----- DATA LISTING -----

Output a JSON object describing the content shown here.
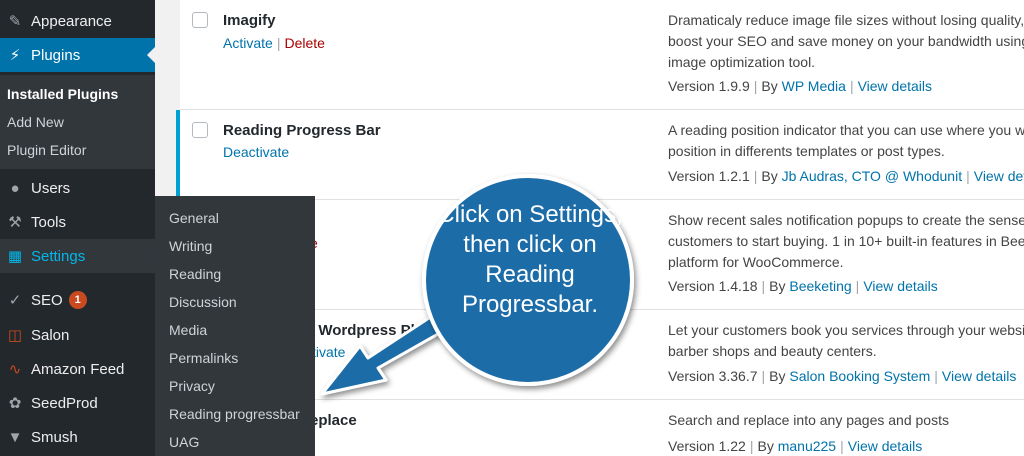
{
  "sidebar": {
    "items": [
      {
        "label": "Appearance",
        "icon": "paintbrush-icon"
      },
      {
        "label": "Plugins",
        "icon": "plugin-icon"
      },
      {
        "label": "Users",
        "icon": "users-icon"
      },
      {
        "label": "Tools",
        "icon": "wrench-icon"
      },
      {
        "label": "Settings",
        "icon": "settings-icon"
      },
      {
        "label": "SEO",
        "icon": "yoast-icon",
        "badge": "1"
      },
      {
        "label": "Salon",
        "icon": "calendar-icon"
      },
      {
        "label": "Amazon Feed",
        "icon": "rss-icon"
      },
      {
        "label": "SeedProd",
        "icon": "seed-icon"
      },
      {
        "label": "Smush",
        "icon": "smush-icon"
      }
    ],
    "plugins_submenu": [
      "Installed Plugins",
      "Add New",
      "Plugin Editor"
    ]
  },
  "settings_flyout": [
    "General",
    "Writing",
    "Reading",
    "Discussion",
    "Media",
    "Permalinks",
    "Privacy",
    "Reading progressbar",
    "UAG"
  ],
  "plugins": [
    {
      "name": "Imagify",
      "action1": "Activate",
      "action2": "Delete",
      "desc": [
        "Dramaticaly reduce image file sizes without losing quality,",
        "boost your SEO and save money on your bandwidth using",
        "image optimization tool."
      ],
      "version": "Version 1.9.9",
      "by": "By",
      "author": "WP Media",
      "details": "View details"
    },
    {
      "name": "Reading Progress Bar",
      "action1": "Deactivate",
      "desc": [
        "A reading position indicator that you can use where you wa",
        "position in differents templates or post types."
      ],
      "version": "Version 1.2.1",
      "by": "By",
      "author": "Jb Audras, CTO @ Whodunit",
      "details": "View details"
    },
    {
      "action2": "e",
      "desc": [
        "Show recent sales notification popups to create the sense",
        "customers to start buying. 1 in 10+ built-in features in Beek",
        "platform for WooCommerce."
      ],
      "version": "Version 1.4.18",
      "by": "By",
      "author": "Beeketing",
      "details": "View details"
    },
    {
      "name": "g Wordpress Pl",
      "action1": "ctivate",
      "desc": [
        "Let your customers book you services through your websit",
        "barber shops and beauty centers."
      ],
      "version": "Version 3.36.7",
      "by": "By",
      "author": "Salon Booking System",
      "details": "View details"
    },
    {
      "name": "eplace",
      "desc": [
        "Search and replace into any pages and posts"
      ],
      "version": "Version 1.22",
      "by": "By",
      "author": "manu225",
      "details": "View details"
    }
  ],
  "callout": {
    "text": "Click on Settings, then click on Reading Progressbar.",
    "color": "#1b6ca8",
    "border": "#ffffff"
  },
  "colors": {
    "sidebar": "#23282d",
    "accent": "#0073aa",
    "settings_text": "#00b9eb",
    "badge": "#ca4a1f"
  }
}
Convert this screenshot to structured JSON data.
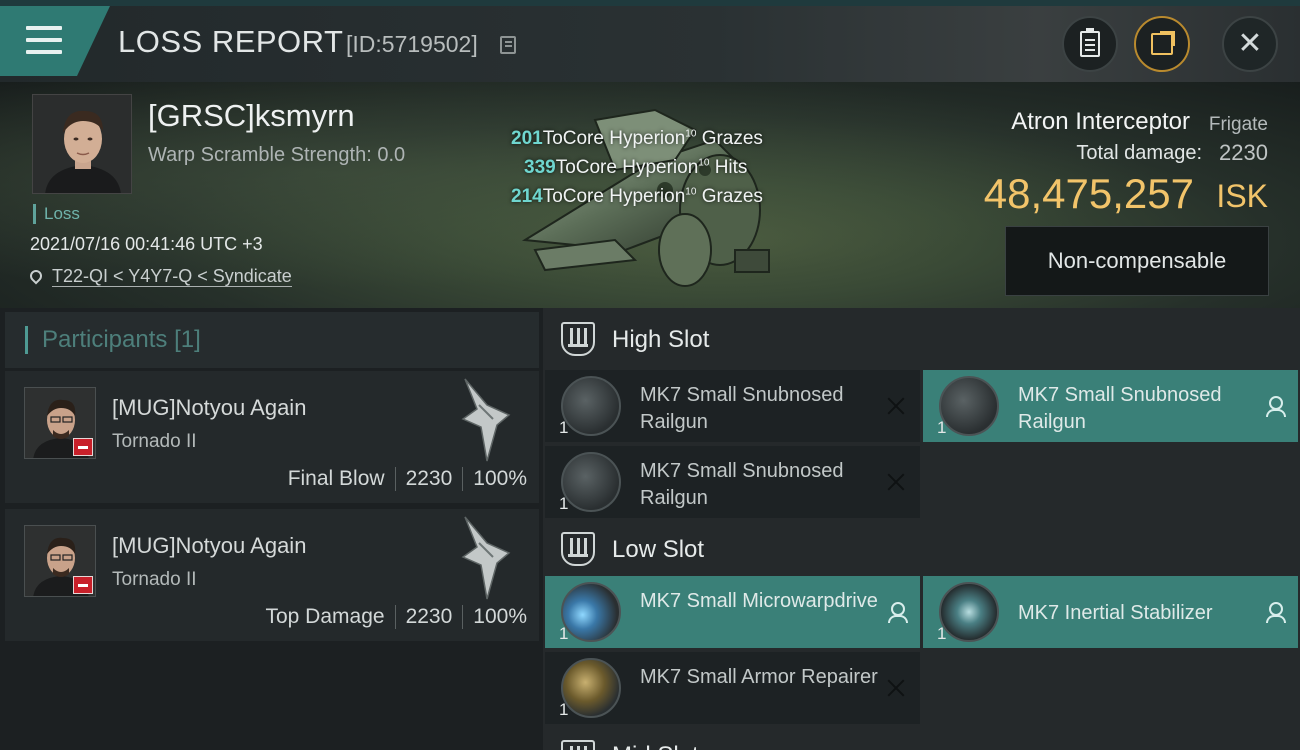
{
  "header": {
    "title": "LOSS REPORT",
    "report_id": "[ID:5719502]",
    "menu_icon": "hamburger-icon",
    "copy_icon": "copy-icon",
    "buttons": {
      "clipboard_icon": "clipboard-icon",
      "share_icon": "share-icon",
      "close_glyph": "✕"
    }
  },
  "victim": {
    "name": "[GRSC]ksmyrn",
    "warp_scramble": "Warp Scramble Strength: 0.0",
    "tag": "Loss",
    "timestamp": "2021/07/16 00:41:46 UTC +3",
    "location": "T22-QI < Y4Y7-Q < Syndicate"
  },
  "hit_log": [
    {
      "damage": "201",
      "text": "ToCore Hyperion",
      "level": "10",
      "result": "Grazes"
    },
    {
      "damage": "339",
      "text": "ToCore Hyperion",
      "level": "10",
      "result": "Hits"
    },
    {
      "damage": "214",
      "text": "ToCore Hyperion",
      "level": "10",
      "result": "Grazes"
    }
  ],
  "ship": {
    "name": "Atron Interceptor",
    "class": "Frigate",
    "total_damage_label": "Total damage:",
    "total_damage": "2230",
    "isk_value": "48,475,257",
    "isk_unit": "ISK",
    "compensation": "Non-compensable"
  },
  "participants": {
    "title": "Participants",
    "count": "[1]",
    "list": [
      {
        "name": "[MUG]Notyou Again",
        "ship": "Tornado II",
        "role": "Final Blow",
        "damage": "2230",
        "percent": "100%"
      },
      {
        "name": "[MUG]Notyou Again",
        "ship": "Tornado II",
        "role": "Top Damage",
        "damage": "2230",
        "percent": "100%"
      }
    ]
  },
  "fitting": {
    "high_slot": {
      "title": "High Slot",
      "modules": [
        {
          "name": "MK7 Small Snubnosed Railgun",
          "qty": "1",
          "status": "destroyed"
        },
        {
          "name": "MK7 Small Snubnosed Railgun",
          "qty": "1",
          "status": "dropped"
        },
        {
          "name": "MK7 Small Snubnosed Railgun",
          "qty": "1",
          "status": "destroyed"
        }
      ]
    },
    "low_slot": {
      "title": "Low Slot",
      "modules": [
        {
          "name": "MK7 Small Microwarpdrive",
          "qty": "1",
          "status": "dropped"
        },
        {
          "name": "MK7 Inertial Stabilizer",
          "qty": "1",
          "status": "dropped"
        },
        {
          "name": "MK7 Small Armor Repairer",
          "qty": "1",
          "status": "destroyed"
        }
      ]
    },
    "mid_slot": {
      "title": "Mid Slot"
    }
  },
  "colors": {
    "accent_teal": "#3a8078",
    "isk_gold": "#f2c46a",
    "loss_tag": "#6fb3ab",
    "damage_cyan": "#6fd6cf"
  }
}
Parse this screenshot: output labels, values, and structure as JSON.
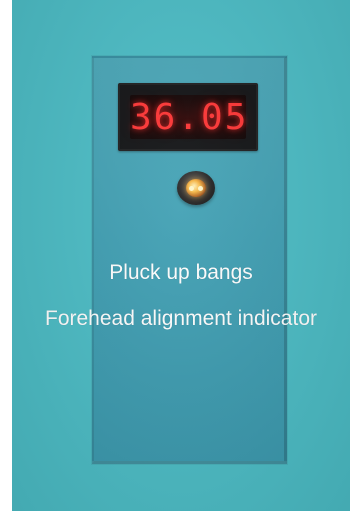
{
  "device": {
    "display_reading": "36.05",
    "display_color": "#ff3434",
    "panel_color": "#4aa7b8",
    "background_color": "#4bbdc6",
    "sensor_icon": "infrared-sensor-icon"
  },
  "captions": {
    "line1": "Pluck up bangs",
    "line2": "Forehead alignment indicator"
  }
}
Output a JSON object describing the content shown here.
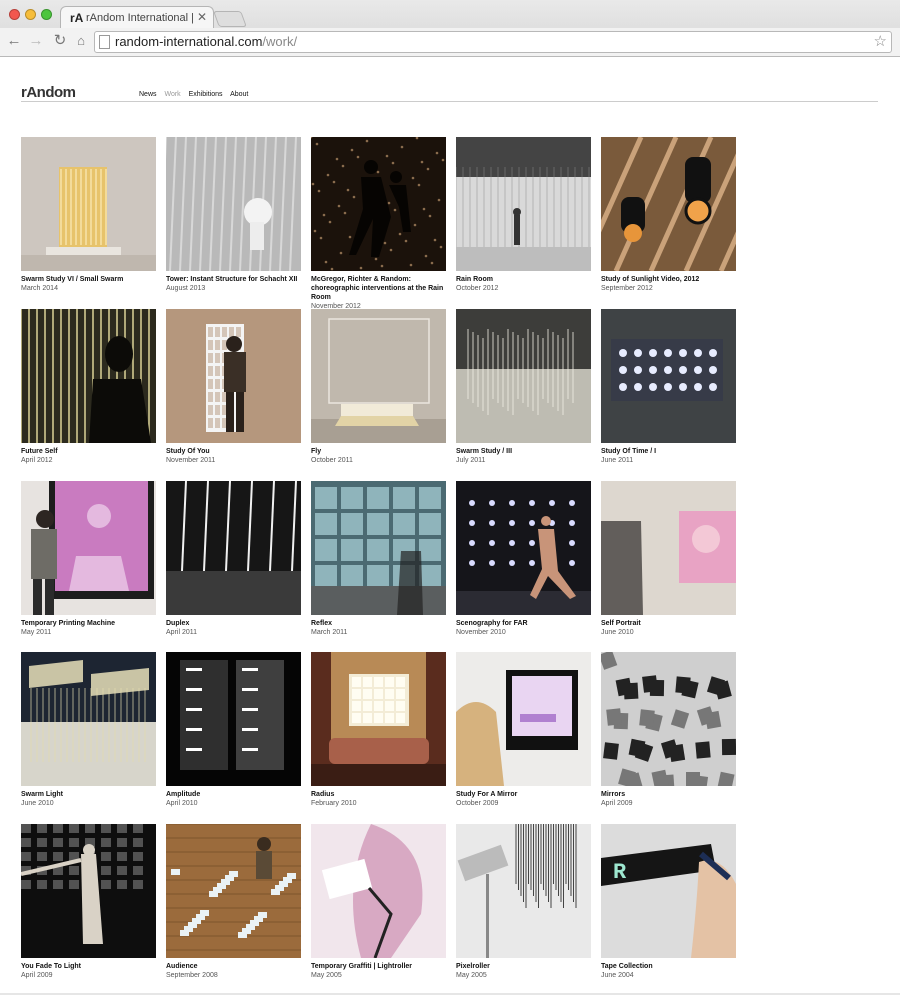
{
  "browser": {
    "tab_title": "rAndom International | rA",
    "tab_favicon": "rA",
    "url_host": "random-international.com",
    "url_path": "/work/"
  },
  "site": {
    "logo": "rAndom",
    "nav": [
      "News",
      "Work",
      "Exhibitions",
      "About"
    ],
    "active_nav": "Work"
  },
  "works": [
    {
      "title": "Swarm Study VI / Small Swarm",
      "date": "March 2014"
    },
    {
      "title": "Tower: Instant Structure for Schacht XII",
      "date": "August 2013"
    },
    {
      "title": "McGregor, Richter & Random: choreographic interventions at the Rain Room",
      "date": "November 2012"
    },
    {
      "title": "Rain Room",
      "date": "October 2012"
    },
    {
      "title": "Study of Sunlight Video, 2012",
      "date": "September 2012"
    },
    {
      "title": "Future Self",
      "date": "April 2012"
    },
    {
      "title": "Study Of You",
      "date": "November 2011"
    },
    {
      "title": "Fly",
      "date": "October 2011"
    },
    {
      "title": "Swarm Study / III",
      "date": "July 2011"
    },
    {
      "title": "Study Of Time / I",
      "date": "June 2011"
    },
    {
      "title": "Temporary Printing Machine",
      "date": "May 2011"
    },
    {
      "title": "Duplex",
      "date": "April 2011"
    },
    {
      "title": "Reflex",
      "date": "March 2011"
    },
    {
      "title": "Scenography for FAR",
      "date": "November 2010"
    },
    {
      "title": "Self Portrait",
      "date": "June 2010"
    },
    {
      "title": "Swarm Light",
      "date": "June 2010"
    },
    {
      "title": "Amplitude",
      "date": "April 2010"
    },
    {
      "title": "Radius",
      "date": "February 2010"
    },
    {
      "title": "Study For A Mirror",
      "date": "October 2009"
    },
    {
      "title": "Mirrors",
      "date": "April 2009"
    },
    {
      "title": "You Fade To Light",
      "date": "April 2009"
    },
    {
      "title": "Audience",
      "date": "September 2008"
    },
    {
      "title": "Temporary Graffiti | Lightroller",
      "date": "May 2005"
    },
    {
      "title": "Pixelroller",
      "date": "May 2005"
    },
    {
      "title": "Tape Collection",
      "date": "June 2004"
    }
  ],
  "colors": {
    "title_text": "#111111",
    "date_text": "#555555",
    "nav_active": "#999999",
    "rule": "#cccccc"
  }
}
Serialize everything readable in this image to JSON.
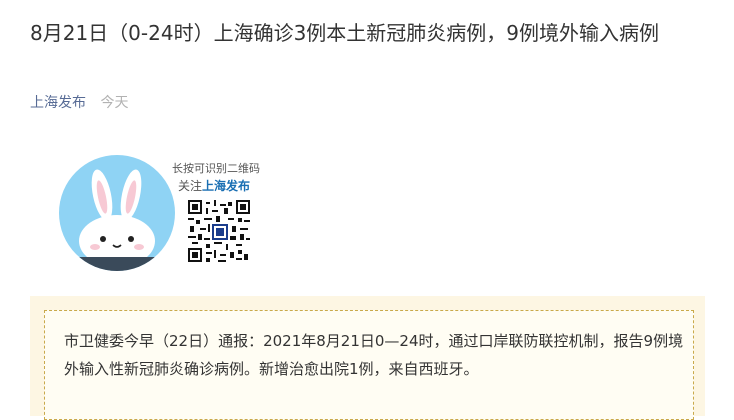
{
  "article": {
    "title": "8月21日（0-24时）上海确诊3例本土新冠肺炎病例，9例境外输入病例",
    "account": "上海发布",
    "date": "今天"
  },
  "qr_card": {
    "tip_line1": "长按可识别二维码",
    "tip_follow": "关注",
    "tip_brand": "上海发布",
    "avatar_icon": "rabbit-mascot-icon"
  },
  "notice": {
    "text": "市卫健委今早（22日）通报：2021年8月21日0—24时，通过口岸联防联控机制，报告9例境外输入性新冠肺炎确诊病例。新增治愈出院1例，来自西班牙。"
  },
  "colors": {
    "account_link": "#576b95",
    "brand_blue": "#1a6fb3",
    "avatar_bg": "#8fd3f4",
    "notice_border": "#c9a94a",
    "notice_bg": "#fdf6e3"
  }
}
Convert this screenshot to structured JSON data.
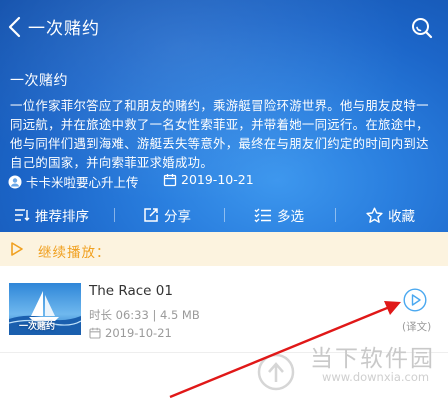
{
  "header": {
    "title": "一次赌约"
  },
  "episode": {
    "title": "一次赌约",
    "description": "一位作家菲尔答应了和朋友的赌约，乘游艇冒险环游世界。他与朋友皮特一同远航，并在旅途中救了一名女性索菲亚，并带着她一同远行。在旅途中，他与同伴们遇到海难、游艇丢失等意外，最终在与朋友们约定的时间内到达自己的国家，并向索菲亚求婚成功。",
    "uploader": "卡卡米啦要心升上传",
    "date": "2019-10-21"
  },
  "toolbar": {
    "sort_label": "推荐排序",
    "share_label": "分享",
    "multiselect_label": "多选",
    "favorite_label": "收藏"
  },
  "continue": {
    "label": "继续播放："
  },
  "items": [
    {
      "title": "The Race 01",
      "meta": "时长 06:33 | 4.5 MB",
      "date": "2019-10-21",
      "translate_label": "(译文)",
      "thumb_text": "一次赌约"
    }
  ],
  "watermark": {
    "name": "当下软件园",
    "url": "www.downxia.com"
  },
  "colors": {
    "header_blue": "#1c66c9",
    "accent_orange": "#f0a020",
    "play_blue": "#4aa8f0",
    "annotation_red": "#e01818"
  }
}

-----

Copy each line of the listing that holds the word "Self".

▶ _ANSWER FOR THIS EXERCISE_
      "title": "Future Self",
      "title": "Self Portrait",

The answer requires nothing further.